▶ [WHAT THIS TASK INVOLVES]: Starting at the line that holds "Extract all readable text from this page.", copy every line exactly through the end of the data, and no others.

▶ [MATERIAL FOR THE TASK]:

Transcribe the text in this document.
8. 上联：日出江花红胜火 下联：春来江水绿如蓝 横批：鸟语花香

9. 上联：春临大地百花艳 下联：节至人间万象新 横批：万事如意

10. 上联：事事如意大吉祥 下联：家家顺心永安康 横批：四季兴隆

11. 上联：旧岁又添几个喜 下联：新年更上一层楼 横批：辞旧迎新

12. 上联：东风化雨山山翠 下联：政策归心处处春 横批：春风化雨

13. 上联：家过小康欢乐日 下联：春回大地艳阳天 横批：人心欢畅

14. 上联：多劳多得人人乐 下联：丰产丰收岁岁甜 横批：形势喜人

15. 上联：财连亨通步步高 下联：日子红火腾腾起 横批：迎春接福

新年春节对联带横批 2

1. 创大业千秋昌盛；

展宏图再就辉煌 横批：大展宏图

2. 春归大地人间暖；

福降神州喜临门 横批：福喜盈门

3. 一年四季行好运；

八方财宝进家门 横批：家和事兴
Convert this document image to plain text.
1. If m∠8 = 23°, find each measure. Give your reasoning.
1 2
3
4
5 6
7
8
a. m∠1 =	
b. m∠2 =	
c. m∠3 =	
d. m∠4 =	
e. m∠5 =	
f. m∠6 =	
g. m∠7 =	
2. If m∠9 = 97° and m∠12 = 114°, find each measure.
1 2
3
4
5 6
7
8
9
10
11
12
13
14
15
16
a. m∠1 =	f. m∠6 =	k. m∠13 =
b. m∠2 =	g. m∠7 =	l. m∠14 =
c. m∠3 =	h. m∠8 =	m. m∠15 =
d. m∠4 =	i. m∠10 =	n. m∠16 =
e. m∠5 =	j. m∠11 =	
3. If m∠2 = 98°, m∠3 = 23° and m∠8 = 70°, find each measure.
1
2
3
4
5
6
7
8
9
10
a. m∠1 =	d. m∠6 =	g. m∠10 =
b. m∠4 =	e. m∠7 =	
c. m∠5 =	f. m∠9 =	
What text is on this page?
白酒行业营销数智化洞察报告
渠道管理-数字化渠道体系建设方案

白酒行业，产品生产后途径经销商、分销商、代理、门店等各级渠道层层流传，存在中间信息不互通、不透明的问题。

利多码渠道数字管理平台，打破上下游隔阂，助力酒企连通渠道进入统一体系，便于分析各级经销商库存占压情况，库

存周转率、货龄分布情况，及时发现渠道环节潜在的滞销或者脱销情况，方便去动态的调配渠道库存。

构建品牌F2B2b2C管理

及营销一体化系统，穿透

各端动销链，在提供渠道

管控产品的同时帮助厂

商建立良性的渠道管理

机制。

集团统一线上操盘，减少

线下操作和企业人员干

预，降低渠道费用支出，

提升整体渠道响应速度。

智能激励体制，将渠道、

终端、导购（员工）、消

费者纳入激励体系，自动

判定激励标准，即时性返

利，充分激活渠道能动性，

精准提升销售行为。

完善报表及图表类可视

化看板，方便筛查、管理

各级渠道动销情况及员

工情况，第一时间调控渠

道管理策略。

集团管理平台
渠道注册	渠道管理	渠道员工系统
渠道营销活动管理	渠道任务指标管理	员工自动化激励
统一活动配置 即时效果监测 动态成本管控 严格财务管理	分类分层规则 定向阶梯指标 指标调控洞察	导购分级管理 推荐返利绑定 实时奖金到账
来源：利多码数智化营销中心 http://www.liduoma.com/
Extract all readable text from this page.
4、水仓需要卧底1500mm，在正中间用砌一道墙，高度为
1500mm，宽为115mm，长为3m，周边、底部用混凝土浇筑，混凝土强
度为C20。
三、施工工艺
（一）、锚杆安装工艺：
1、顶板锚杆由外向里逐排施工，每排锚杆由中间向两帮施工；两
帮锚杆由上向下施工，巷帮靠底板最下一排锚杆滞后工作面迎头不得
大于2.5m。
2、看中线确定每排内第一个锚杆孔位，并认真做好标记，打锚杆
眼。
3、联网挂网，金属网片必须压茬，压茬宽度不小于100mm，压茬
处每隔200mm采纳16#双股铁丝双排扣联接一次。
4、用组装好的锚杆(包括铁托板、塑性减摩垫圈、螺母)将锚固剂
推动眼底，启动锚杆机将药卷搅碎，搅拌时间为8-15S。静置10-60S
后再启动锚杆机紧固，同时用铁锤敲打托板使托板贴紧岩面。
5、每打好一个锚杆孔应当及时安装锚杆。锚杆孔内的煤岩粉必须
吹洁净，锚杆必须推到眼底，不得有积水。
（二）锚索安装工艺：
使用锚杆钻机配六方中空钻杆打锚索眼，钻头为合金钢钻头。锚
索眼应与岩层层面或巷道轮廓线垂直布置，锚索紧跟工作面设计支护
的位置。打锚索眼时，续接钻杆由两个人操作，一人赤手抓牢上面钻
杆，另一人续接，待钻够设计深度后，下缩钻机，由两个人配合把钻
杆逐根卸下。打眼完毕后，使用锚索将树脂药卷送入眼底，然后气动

▶ [ANSWER TO THIS PROBLEM]:
Extract all readable text from this page.
4、水仓需要卧底1500mm，在正中间用砌一道墙，高度为
1500mm，宽为115mm，长为3m，周边、底部用混凝土浇筑，混凝土强
度为C20。
三、施工工艺
（一）、锚杆安装工艺：
1、顶板锚杆由外向里逐排施工，每排锚杆由中间向两帮施工；两
帮锚杆由上向下施工，巷帮靠底板最下一排锚杆滞后工作面迎头不得
大于2.5m。
2、看中线确定每排内第一个锚杆孔位，并认真做好标记，打锚杆
眼。
3、联网挂网，金属网片必须压茬，压茬宽度不小于100mm，压茬
处每隔200mm采纳16#双股铁丝双排扣联接一次。
4、用组装好的锚杆(包括铁托板、塑性减摩垫圈、螺母)将锚固剂
推动眼底，启动锚杆机将药卷搅碎，搅拌时间为8-15S。静置10-60S
后再启动锚杆机紧固，同时用铁锤敲打托板使托板贴紧岩面。
5、每打好一个锚杆孔应当及时安装锚杆。锚杆孔内的煤岩粉必须
吹洁净，锚杆必须推到眼底，不得有积水。
（二）锚索安装工艺：
使用锚杆钻机配六方中空钻杆打锚索眼，钻头为合金钢钻头。锚
索眼应与岩层层面或巷道轮廓线垂直布置，锚索紧跟工作面设计支护
的位置。打锚索眼时，续接钻杆由两个人操作，一人赤手抓牢上面钻
杆，另一人续接，待钻够设计深度后，下缩钻机，由两个人配合把钻
杆逐根卸下。打眼完毕后，使用锚索将树脂药卷送入眼底，然后气动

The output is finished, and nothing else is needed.